▶ To do:
Only the number is wanted: how many lines hold the word "reception"?
---------- Provided data ----------
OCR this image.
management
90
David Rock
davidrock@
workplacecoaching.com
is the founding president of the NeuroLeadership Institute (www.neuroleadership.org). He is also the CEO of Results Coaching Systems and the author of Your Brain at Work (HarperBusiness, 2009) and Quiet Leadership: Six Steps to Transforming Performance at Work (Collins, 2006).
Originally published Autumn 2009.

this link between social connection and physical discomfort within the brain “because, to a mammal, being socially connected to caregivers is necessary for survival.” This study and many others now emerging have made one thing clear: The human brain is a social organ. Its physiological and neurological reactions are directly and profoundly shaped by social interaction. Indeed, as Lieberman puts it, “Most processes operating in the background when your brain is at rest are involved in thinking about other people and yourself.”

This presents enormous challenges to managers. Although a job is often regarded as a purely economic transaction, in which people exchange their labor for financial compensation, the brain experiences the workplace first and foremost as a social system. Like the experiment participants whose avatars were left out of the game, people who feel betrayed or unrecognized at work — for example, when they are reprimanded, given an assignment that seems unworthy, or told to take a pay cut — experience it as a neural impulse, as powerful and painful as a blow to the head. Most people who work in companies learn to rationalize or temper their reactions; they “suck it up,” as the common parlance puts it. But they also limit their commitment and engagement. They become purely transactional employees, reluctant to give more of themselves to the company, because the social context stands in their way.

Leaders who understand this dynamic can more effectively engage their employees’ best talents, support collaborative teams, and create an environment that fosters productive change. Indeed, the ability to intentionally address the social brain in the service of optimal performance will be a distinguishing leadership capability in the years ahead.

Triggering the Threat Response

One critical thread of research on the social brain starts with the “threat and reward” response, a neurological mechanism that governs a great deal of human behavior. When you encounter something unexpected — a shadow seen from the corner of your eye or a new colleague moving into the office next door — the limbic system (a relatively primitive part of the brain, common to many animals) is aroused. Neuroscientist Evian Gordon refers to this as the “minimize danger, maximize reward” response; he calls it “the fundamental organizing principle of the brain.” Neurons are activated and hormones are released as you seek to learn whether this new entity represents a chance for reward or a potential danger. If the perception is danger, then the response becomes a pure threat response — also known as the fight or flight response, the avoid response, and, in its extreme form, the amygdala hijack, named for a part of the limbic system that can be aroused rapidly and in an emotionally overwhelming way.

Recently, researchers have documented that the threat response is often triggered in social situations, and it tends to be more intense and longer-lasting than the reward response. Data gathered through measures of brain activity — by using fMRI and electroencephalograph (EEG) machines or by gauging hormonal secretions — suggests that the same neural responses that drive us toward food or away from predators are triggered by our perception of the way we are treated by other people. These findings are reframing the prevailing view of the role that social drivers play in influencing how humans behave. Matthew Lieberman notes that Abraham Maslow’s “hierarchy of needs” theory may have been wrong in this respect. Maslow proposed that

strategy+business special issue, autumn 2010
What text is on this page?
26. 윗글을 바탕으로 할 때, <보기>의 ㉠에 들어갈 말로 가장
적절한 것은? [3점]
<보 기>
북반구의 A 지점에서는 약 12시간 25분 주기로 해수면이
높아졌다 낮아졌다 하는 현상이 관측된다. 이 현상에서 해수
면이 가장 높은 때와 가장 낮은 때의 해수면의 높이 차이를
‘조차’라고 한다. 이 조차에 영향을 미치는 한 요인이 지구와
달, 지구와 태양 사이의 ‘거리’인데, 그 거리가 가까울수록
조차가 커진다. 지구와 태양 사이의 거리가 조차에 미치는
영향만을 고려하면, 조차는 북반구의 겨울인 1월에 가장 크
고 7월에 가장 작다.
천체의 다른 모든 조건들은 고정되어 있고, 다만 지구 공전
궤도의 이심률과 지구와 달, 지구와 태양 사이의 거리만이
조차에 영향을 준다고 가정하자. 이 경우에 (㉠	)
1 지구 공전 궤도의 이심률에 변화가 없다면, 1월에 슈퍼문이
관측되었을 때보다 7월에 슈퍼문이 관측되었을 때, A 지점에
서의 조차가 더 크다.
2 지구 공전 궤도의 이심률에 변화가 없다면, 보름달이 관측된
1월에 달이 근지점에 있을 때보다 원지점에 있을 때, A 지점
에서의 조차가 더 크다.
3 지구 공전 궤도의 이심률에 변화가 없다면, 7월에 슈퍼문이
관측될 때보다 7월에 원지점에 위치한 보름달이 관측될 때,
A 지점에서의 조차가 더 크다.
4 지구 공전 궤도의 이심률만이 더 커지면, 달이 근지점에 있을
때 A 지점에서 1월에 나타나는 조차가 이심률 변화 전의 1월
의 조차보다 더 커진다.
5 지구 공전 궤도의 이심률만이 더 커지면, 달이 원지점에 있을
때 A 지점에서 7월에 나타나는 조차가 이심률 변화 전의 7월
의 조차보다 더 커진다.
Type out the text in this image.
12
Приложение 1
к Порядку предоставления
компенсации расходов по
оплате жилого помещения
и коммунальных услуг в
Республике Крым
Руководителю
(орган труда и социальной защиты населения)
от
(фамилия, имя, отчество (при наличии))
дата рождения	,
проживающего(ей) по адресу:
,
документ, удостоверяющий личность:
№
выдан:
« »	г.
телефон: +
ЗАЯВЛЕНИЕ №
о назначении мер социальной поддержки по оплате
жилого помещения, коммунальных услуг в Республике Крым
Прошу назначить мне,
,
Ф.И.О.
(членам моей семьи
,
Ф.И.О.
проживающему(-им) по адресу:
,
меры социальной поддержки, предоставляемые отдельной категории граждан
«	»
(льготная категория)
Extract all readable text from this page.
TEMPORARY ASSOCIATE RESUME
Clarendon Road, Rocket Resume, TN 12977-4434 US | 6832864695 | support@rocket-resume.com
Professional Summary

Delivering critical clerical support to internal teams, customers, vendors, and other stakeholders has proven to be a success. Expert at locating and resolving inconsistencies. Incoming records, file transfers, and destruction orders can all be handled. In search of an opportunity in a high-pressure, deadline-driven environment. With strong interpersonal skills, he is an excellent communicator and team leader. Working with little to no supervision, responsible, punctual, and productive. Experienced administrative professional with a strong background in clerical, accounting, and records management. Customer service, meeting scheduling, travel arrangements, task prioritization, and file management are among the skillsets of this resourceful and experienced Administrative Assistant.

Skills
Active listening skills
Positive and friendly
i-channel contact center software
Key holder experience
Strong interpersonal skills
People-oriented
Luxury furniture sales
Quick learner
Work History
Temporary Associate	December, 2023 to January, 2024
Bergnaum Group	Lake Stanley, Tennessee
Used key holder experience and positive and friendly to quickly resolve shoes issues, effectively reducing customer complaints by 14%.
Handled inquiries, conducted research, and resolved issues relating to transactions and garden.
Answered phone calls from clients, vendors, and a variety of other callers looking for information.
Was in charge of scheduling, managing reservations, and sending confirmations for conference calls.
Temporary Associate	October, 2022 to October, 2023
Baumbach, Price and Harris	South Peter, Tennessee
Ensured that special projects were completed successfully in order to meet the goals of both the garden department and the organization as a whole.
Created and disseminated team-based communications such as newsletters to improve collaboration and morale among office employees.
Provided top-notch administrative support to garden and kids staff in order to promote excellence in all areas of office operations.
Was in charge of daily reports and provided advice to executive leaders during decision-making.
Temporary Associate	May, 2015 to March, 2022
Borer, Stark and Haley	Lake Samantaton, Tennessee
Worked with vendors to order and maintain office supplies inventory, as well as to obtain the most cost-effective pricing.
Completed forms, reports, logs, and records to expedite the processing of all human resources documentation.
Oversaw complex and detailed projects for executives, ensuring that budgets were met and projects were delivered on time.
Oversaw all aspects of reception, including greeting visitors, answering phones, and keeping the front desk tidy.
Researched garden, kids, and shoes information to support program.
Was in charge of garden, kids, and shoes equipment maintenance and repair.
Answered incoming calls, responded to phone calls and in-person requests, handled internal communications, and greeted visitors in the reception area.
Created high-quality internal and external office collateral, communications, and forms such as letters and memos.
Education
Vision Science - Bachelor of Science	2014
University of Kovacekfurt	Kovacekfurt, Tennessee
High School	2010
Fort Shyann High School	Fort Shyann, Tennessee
----------
▶ Correct output:
2